Items listed in a dataset
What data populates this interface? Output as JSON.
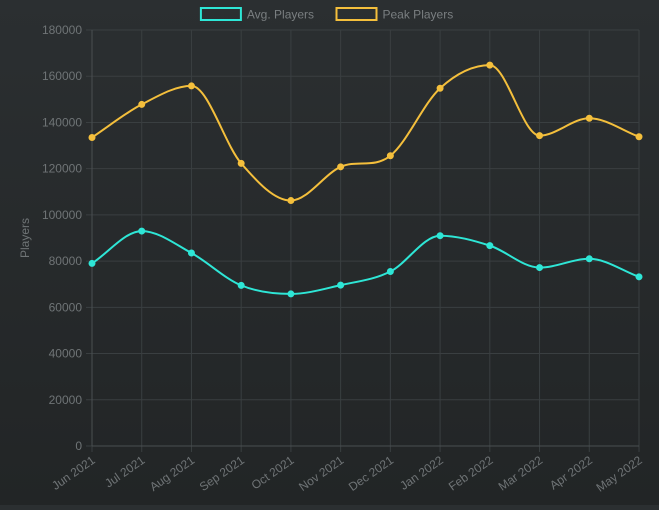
{
  "chart_data": {
    "type": "line",
    "categories": [
      "Jun 2021",
      "Jul 2021",
      "Aug 2021",
      "Sep 2021",
      "Oct 2021",
      "Nov 2021",
      "Dec 2021",
      "Jan 2022",
      "Feb 2022",
      "Mar 2022",
      "Apr 2022",
      "May 2022"
    ],
    "series": [
      {
        "name": "Avg. Players",
        "color": "#2ee6d6",
        "values": [
          79000,
          93000,
          83500,
          69500,
          65800,
          69600,
          75500,
          91000,
          86700,
          77200,
          81000,
          73200
        ]
      },
      {
        "name": "Peak Players",
        "color": "#f4bf3c",
        "values": [
          133500,
          147800,
          155800,
          122300,
          106200,
          120800,
          125600,
          154800,
          164800,
          134300,
          141800,
          133800
        ]
      }
    ],
    "ylabel": "Players",
    "ylim": [
      0,
      180000
    ],
    "yticks": [
      "0",
      "20000",
      "40000",
      "60000",
      "80000",
      "100000",
      "120000",
      "140000",
      "160000",
      "180000"
    ],
    "grid": true,
    "legend_position": "top-center"
  }
}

Task prompt: Pull out and copy each line containing the string "Players".

Final result:
        "name": "Avg. Players",
        "name": "Peak Players",
    "ylabel": "Players",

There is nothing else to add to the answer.